===== Input material
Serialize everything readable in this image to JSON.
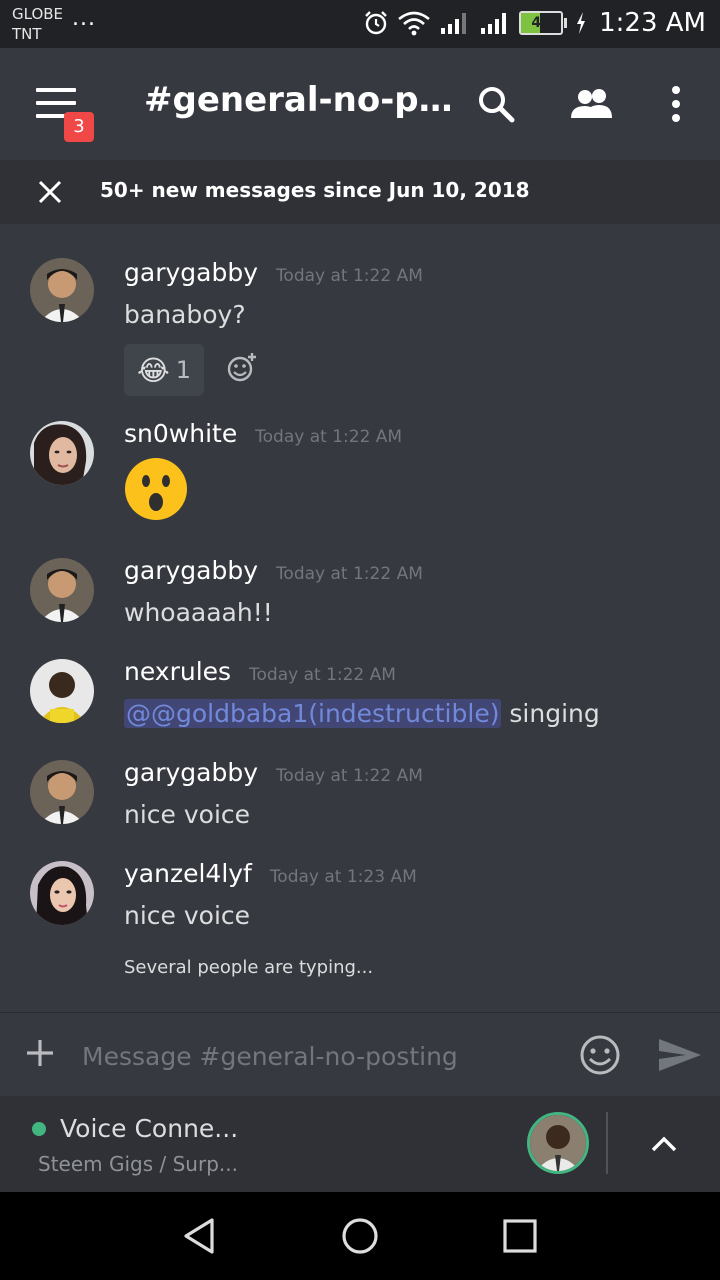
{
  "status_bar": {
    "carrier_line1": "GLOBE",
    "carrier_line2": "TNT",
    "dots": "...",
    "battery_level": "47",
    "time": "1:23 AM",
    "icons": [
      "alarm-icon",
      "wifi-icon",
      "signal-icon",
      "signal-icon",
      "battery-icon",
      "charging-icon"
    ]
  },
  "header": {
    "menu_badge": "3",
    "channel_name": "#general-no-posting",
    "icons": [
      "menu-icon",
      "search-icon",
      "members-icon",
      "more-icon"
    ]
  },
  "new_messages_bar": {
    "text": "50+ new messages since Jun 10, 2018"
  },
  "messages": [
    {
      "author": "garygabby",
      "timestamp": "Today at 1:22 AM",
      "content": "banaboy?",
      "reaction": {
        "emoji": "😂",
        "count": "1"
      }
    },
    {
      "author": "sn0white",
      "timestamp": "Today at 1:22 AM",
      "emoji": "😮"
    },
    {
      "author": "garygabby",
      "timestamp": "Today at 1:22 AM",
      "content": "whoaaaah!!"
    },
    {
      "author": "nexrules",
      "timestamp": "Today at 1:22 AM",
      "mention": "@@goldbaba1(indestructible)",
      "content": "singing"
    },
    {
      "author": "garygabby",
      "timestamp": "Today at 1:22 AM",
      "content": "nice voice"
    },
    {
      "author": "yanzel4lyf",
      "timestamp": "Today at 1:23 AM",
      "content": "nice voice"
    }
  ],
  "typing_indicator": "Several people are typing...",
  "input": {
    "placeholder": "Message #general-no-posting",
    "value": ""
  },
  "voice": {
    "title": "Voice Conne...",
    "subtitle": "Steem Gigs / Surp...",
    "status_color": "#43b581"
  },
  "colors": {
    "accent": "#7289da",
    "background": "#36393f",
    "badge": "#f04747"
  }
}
==========
Problem to work on => Your task is to transcribe all of the records precisely, with no images included.

Expected output =>
Serialize everything readable in this image to JSON.
{
  "status_bar": {
    "carrier_line1": "GLOBE",
    "carrier_line2": "TNT",
    "dots": "...",
    "battery_level": "47",
    "time": "1:23 AM",
    "icons": [
      "alarm-icon",
      "wifi-icon",
      "signal-icon",
      "signal-icon",
      "battery-icon",
      "charging-icon"
    ]
  },
  "header": {
    "menu_badge": "3",
    "channel_name": "#general-no-posting",
    "icons": [
      "menu-icon",
      "search-icon",
      "members-icon",
      "more-icon"
    ]
  },
  "new_messages_bar": {
    "text": "50+ new messages since Jun 10, 2018"
  },
  "messages": [
    {
      "author": "garygabby",
      "timestamp": "Today at 1:22 AM",
      "content": "banaboy?",
      "reaction": {
        "emoji": "😂",
        "count": "1"
      }
    },
    {
      "author": "sn0white",
      "timestamp": "Today at 1:22 AM",
      "emoji": "😮"
    },
    {
      "author": "garygabby",
      "timestamp": "Today at 1:22 AM",
      "content": "whoaaaah!!"
    },
    {
      "author": "nexrules",
      "timestamp": "Today at 1:22 AM",
      "mention": "@@goldbaba1(indestructible)",
      "content": "singing"
    },
    {
      "author": "garygabby",
      "timestamp": "Today at 1:22 AM",
      "content": "nice voice"
    },
    {
      "author": "yanzel4lyf",
      "timestamp": "Today at 1:23 AM",
      "content": "nice voice"
    }
  ],
  "typing_indicator": "Several people are typing...",
  "input": {
    "placeholder": "Message #general-no-posting",
    "value": ""
  },
  "voice": {
    "title": "Voice Conne...",
    "subtitle": "Steem Gigs / Surp...",
    "status_color": "#43b581"
  },
  "colors": {
    "accent": "#7289da",
    "background": "#36393f",
    "badge": "#f04747"
  }
}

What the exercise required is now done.